**To be done**:
Change every "Recent apps" in the listing below to "Overview" and leave everything else as it is. Leave the pictures out of your answer.

**Task data**:
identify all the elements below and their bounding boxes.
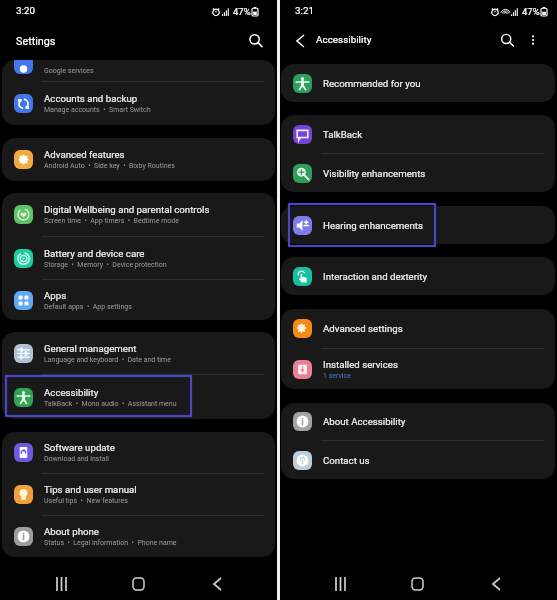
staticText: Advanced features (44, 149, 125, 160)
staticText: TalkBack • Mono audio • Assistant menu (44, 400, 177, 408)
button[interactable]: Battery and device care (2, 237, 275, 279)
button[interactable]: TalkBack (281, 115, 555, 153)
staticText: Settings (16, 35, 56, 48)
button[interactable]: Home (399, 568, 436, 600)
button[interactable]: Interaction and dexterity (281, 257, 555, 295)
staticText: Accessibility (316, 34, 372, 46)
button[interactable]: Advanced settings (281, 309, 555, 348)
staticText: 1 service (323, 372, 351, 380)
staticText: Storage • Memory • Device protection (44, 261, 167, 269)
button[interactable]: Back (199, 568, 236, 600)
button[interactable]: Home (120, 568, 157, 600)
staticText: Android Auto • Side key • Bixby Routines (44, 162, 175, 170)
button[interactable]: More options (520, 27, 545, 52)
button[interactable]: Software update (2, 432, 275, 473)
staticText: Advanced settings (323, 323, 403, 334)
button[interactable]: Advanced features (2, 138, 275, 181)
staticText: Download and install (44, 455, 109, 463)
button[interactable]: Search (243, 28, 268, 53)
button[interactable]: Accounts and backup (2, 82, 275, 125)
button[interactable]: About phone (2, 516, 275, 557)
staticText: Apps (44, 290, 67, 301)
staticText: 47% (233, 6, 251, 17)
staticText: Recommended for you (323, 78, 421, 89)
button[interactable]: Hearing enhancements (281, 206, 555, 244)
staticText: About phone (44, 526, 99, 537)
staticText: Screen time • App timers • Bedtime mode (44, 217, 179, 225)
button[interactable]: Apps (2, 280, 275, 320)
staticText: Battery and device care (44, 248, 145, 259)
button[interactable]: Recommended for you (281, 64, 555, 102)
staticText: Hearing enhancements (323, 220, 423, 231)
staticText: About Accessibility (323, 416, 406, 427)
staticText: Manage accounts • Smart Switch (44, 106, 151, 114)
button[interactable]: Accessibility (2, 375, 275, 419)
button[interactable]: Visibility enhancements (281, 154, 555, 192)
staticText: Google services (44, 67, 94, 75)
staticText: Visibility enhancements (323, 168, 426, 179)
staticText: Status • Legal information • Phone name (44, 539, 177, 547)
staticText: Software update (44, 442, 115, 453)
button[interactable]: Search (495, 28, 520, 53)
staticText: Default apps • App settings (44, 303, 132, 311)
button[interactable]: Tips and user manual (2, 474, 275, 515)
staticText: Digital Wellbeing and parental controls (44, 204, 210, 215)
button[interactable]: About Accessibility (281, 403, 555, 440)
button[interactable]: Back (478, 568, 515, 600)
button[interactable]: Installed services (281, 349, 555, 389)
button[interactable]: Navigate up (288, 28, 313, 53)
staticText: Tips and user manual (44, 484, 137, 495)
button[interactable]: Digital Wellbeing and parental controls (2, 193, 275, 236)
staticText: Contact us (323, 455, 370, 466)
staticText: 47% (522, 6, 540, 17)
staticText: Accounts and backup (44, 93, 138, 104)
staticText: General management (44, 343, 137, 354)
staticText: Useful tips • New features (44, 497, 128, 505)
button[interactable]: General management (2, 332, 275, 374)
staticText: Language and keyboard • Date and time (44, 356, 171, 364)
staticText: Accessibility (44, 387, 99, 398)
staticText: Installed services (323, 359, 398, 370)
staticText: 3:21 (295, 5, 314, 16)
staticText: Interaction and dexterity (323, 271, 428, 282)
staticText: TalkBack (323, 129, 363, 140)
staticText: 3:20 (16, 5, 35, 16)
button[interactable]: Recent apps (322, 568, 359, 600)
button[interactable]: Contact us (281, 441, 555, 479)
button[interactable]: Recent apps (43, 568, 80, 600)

**Reply to the task**:
identify all the elements below and their bounding boxes.
staticText: Advanced features (44, 149, 125, 160)
staticText: TalkBack • Mono audio • Assistant menu (44, 400, 177, 408)
button[interactable]: Battery and device care (2, 237, 275, 279)
button[interactable]: TalkBack (281, 115, 555, 153)
staticText: Settings (16, 35, 56, 48)
button[interactable]: Home (399, 568, 436, 600)
button[interactable]: Interaction and dexterity (281, 257, 555, 295)
staticText: Accessibility (316, 34, 372, 46)
button[interactable]: Advanced settings (281, 309, 555, 348)
staticText: 1 service (323, 372, 351, 380)
staticText: Storage • Memory • Device protection (44, 261, 167, 269)
button[interactable]: Back (199, 568, 236, 600)
button[interactable]: Home (120, 568, 157, 600)
staticText: Android Auto • Side key • Bixby Routines (44, 162, 175, 170)
button[interactable]: More options (520, 27, 545, 52)
button[interactable]: Software update (2, 432, 275, 473)
staticText: Advanced settings (323, 323, 403, 334)
button[interactable]: Advanced features (2, 138, 275, 181)
staticText: Download and install (44, 455, 109, 463)
button[interactable]: Search (243, 28, 268, 53)
button[interactable]: Accounts and backup (2, 82, 275, 125)
button[interactable]: About phone (2, 516, 275, 557)
staticText: Apps (44, 290, 67, 301)
staticText: 47% (233, 6, 251, 17)
staticText: Recommended for you (323, 78, 421, 89)
button[interactable]: Hearing enhancements (281, 206, 555, 244)
staticText: About phone (44, 526, 99, 537)
staticText: Screen time • App timers • Bedtime mode (44, 217, 179, 225)
button[interactable]: Apps (2, 280, 275, 320)
staticText: Battery and device care (44, 248, 145, 259)
button[interactable]: Recommended for you (281, 64, 555, 102)
staticText: Hearing enhancements (323, 220, 423, 231)
staticText: About Accessibility (323, 416, 406, 427)
staticText: Manage accounts • Smart Switch (44, 106, 151, 114)
button[interactable]: Accessibility (2, 375, 275, 419)
button[interactable]: Visibility enhancements (281, 154, 555, 192)
staticText: Google services (44, 67, 94, 75)
staticText: Visibility enhancements (323, 168, 426, 179)
staticText: Status • Legal information • Phone name (44, 539, 177, 547)
staticText: Software update (44, 442, 115, 453)
button[interactable]: Search (495, 28, 520, 53)
staticText: Default apps • App settings (44, 303, 132, 311)
button[interactable]: Tips and user manual (2, 474, 275, 515)
staticText: Digital Wellbeing and parental controls (44, 204, 210, 215)
button[interactable]: About Accessibility (281, 403, 555, 440)
button[interactable]: Back (478, 568, 515, 600)
button[interactable]: Installed services (281, 349, 555, 389)
button[interactable]: Navigate up (288, 28, 313, 53)
staticText: Tips and user manual (44, 484, 137, 495)
button[interactable]: Digital Wellbeing and parental controls (2, 193, 275, 236)
staticText: Contact us (323, 455, 370, 466)
staticText: 47% (522, 6, 540, 17)
staticText: Accounts and backup (44, 93, 138, 104)
staticText: General management (44, 343, 137, 354)
staticText: Useful tips • New features (44, 497, 128, 505)
button[interactable]: General management (2, 332, 275, 374)
staticText: Language and keyboard • Date and time (44, 356, 171, 364)
staticText: Accessibility (44, 387, 99, 398)
staticText: Installed services (323, 359, 398, 370)
staticText: 3:21 (295, 5, 314, 16)
staticText: Interaction and dexterity (323, 271, 428, 282)
staticText: TalkBack (323, 129, 363, 140)
staticText: 3:20 (16, 5, 35, 16)
button[interactable]: Overview (322, 568, 359, 600)
button[interactable]: Contact us (281, 441, 555, 479)
button[interactable]: Overview (43, 568, 80, 600)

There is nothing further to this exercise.